• Exercise directions:
Which lines in the data below contain the word "Convert"? Pull each of them out.

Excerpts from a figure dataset
-- Opening Marker --
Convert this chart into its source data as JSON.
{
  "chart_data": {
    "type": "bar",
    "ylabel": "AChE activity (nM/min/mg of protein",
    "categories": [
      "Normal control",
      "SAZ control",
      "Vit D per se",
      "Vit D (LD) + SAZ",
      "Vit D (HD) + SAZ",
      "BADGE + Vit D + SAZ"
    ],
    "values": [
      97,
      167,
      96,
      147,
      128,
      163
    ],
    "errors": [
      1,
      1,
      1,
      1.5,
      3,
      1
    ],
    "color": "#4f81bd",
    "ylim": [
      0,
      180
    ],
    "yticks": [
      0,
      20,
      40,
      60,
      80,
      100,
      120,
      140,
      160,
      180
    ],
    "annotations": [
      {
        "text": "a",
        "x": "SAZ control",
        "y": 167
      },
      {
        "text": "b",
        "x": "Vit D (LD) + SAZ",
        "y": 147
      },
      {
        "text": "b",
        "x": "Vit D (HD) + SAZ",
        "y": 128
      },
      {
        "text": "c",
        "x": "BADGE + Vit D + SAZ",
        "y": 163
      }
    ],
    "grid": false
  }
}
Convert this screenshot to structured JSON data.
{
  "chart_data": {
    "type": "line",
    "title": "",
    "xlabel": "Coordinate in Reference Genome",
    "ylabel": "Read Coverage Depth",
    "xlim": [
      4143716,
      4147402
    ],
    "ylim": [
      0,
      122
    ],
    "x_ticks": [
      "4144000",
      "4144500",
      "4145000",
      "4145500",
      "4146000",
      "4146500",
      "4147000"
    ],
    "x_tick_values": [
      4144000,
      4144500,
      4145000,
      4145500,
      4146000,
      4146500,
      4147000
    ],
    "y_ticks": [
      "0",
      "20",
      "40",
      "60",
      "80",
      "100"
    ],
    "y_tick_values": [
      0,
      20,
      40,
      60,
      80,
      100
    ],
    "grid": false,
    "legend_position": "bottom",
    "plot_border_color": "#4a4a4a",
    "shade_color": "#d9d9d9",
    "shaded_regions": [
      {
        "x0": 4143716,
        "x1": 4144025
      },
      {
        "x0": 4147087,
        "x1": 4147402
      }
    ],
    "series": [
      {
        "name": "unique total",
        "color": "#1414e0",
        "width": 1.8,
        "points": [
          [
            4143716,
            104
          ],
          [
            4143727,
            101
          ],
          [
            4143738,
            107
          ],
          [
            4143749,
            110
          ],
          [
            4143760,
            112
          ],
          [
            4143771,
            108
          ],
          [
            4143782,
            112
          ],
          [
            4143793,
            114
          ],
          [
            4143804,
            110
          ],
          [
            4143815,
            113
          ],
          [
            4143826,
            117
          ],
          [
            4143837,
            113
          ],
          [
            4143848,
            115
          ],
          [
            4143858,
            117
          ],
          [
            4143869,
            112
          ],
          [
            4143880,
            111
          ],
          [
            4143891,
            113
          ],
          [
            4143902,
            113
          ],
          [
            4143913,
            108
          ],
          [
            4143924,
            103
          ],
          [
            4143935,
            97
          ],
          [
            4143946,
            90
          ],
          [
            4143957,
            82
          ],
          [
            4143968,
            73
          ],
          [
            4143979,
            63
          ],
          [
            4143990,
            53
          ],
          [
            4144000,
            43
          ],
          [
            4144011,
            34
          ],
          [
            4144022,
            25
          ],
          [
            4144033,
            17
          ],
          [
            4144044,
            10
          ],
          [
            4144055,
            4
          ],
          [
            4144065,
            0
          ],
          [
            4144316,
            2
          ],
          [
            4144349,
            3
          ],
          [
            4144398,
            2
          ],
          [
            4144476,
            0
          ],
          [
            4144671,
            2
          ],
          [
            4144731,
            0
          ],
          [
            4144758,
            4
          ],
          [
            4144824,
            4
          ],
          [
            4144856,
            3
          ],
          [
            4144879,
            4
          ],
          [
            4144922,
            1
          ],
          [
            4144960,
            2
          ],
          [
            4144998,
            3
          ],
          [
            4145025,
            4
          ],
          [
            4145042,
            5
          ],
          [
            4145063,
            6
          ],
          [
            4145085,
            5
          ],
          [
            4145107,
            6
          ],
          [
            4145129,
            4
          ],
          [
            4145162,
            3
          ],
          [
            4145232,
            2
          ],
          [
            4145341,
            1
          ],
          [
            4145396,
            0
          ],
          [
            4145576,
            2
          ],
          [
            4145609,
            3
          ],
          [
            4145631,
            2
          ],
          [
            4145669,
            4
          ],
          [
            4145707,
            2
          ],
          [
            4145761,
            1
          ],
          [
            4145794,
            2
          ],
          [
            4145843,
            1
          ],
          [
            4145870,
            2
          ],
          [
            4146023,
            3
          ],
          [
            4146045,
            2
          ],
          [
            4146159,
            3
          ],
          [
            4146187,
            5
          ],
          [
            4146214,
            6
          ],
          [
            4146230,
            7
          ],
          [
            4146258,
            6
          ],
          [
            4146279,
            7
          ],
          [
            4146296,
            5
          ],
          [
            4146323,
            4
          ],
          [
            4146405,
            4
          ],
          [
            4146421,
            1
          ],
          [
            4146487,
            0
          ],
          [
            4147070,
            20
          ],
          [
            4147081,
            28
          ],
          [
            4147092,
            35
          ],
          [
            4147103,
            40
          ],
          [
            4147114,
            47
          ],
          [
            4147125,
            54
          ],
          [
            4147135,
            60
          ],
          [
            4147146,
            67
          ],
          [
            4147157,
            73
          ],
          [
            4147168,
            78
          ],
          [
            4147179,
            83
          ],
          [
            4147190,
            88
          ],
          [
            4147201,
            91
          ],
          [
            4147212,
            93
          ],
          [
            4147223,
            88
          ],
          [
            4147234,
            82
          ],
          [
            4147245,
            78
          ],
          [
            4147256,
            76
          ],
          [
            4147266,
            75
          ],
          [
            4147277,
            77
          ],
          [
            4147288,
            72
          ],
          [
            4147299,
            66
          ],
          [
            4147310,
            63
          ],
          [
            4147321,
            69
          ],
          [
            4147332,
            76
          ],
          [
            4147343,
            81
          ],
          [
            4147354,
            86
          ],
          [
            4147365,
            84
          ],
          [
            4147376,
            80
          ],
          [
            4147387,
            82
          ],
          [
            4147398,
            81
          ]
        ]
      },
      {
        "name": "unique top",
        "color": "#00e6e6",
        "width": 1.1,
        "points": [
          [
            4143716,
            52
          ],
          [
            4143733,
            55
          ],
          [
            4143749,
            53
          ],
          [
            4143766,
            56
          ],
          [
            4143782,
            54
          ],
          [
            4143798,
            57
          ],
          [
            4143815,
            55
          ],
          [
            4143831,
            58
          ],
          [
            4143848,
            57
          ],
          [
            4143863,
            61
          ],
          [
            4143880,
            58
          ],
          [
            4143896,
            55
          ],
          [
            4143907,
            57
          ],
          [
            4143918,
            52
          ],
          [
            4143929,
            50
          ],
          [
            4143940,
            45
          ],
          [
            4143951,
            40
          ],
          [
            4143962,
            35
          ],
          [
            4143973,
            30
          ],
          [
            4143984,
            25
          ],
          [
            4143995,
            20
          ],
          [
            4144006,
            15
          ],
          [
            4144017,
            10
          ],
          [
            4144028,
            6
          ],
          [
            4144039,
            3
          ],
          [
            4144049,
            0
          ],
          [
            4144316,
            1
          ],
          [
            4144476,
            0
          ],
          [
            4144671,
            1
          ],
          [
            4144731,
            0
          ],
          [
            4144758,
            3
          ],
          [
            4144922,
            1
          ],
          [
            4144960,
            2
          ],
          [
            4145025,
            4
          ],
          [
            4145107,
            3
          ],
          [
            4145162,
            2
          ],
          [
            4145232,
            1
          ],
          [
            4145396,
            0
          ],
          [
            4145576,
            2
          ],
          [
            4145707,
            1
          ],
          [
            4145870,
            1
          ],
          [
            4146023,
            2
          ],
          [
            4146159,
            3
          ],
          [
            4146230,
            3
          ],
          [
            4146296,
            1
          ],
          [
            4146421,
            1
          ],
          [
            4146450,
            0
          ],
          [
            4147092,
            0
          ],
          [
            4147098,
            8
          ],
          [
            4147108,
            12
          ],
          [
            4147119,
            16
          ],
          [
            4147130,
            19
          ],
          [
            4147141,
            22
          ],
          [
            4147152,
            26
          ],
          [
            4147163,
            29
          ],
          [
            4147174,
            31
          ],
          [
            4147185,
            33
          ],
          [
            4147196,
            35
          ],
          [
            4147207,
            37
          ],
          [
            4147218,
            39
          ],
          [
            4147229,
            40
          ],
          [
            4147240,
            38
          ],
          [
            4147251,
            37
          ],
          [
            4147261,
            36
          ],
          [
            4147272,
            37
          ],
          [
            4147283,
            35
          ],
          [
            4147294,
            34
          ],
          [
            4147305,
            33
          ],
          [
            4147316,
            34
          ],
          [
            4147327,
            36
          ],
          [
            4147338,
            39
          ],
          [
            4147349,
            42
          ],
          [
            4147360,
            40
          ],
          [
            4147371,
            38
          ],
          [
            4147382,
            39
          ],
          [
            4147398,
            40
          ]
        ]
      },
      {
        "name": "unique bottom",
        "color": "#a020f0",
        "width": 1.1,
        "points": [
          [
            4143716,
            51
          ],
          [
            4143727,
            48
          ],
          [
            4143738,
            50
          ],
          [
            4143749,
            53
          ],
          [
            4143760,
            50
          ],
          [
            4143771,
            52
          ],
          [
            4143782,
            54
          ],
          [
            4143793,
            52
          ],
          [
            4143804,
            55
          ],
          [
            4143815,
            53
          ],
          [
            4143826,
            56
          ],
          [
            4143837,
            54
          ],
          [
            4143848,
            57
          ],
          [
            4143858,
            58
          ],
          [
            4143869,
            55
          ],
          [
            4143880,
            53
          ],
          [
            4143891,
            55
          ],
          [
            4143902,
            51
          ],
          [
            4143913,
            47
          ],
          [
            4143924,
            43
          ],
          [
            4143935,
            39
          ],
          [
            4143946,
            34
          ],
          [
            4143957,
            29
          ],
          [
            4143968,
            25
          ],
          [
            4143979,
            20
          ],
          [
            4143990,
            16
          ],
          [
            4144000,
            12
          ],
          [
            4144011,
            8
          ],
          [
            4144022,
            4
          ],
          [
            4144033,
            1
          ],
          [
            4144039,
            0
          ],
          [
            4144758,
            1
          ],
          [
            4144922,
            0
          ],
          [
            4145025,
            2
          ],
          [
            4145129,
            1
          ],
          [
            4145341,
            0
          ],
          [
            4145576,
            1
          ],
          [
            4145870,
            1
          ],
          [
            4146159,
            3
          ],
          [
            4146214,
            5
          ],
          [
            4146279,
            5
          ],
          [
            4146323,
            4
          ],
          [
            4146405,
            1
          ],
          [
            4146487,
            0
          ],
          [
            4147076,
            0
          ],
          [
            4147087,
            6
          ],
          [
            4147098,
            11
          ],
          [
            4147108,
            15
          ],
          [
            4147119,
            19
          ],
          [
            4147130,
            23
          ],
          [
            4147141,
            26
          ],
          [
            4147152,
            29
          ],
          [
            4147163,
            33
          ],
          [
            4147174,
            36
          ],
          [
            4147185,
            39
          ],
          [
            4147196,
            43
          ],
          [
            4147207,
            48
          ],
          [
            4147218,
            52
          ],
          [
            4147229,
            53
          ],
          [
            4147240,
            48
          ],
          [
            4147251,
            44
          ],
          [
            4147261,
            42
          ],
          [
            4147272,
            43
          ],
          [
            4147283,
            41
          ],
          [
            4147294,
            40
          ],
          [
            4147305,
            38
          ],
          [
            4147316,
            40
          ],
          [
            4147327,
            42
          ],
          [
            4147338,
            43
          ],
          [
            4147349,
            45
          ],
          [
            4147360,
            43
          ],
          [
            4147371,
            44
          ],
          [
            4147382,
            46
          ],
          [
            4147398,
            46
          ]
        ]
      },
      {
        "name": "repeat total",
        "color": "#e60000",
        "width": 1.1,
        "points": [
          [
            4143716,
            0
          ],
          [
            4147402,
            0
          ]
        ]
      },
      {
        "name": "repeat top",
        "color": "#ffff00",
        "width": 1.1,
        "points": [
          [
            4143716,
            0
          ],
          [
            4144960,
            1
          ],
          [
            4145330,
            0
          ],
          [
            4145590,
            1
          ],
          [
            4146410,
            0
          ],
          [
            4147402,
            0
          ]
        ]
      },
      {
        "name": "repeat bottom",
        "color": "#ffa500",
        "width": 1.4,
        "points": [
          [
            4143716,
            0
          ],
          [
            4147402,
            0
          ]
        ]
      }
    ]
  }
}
-- Closing Marker --
• Written solution:
Convert this chart into its source data as JSON.
Convert this screenshot to structured JSON data.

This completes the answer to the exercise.